> _Aufgabe_
Gib den folgenden Auszug zu QoS-Flows und EPS-Bearern vollständig und ohne jede Änderung aus.

> _Auszug_
Sie können auch die Azure Resource Manager-Vorlage (ARM-Vorlage) in Konfigurieren einer Dienst- und SIM-Richtlinie mithilfe einer ARM-Vorlage verwenden, um schnell eine SIM-Richtlinie mit einem einzelnen zugeordneten Dienst zu erstellen.

Erstellung und Zuweisung von QoS-Flows und EPS-Bearern

In diesem Abschnitt wird beschrieben, wie die Paketkerninstanz die Richtlinienkonfiguration verwendet, um QoS-Flows und EPS-Bearer zu erstellen und zuzuweisen. Wir beschreiben die Schritte der Übersichtlichkeit halber unter Verwendung von 5G-Konzepten, aber die Paketkerninstanz führt dieselben Schritte in 4G-Netzwerken aus. In der folgenden Tabelle finden Sie die entsprechenden 4G-Konzepte als Referenz.

> _Daten_
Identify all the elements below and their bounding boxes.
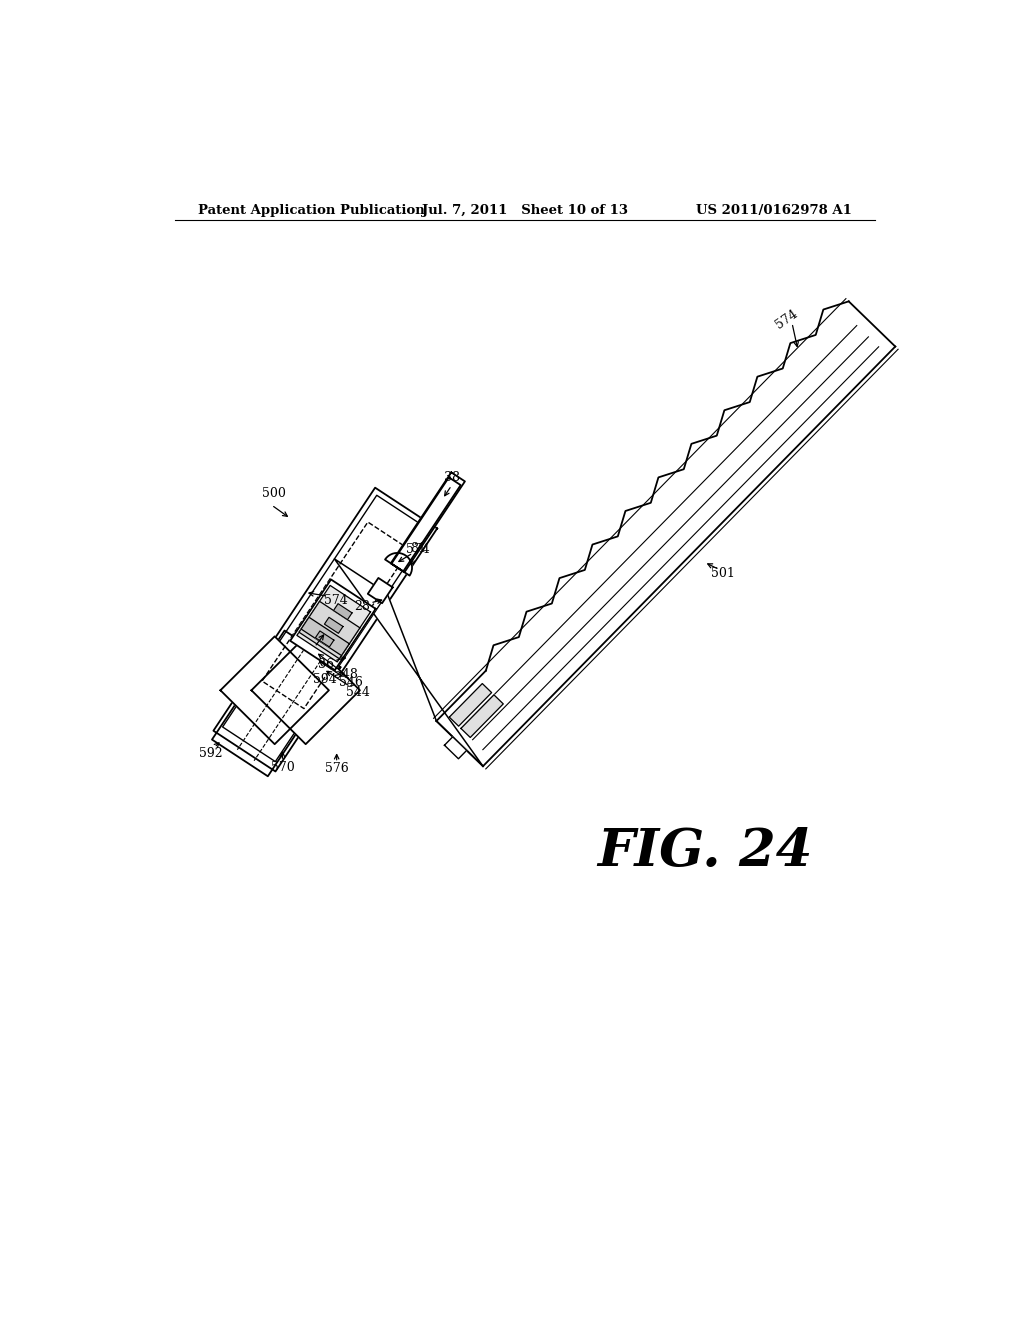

> _Ergebnis_
Sie können auch die Azure Resource Manager-Vorlage (ARM-Vorlage) in Konfigurieren einer Dienst- und SIM-Richtlinie mithilfe einer ARM-Vorlage verwenden, um schnell eine SIM-Richtlinie mit einem einzelnen zugeordneten Dienst zu erstellen.

Erstellung und Zuweisung von QoS-Flows und EPS-Bearern

In diesem Abschnitt wird beschrieben, wie die Paketkerninstanz die Richtlinienkonfiguration verwendet, um QoS-Flows und EPS-Bearer zu erstellen und zuzuweisen. Wir beschreiben die Schritte der Übersichtlichkeit halber unter Verwendung von 5G-Konzepten, aber die Paketkerninstanz führt dieselben Schritte in 4G-Netzwerken aus. In der folgenden Tabelle finden Sie die entsprechenden 4G-Konzepte als Referenz.